● Exercise requirements
Check each line of the material below for "text", then copy the ones that contain it.

________

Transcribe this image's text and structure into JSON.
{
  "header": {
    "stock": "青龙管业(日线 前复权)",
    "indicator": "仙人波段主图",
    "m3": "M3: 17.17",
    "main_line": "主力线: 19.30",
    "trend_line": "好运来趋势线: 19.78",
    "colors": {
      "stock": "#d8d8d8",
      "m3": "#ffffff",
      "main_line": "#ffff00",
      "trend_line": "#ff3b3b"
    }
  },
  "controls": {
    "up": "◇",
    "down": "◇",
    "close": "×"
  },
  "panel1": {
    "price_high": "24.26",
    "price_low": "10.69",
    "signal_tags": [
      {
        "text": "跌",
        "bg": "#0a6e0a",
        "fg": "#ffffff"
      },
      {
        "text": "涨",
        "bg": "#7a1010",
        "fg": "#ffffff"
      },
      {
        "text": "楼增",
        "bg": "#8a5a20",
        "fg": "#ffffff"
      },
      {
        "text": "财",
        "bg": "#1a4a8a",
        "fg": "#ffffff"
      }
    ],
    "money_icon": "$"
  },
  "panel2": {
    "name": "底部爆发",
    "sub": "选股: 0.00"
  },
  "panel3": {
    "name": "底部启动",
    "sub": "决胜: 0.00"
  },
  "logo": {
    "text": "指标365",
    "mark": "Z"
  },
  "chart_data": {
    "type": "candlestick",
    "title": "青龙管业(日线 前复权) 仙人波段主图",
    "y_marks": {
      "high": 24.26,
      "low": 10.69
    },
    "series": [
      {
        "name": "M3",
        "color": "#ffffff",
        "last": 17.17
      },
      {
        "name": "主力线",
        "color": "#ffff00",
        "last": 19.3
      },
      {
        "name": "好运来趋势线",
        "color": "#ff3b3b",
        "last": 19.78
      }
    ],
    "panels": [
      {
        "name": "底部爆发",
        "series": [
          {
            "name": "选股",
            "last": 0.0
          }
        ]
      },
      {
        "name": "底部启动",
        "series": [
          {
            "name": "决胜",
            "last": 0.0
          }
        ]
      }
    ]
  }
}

________

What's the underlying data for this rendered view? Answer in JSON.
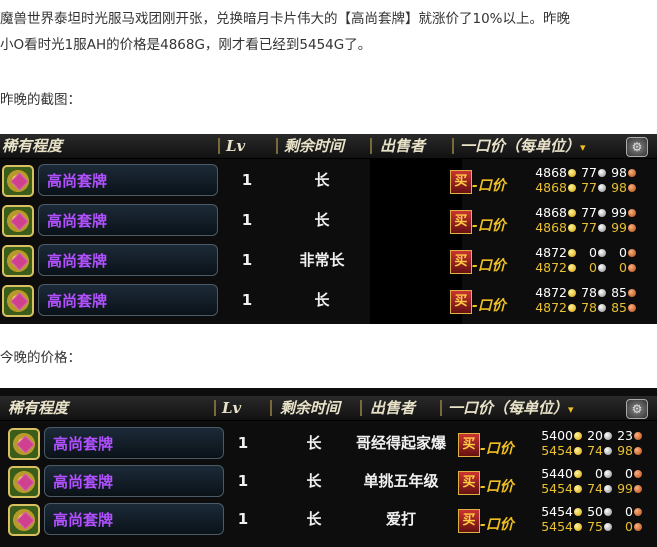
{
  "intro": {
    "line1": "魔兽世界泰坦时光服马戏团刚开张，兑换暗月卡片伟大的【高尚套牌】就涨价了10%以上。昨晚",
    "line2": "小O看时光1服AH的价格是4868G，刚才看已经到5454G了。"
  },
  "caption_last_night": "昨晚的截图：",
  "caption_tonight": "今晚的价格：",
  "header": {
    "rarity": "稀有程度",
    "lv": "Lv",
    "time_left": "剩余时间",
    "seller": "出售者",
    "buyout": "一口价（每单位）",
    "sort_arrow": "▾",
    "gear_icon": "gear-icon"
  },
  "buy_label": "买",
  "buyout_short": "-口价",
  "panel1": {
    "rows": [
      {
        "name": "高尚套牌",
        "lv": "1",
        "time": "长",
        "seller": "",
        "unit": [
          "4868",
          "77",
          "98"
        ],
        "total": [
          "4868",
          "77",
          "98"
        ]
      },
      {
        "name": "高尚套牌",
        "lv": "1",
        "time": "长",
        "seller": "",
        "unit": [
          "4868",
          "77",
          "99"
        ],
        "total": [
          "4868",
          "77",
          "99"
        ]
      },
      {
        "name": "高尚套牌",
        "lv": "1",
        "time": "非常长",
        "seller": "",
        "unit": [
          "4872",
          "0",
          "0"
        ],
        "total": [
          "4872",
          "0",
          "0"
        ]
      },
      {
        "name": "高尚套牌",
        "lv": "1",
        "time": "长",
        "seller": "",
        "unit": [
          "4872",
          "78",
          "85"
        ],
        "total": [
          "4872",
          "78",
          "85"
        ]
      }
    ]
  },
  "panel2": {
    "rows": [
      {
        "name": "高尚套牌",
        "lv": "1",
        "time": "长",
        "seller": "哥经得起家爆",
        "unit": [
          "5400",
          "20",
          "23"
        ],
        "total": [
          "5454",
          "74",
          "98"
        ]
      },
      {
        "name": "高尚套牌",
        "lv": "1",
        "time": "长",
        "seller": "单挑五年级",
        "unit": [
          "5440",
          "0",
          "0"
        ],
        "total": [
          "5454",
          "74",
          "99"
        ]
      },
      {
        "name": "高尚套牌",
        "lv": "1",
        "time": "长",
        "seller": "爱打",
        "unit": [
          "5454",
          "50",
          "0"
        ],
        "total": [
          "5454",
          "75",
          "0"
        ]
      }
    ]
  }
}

________

● Answer below
Transcribe this image's text and structure into JSON.
        "text": "跌",
        "text": "涨",
        "text": "楼增",
        "text": "财",
    "text": "指标365",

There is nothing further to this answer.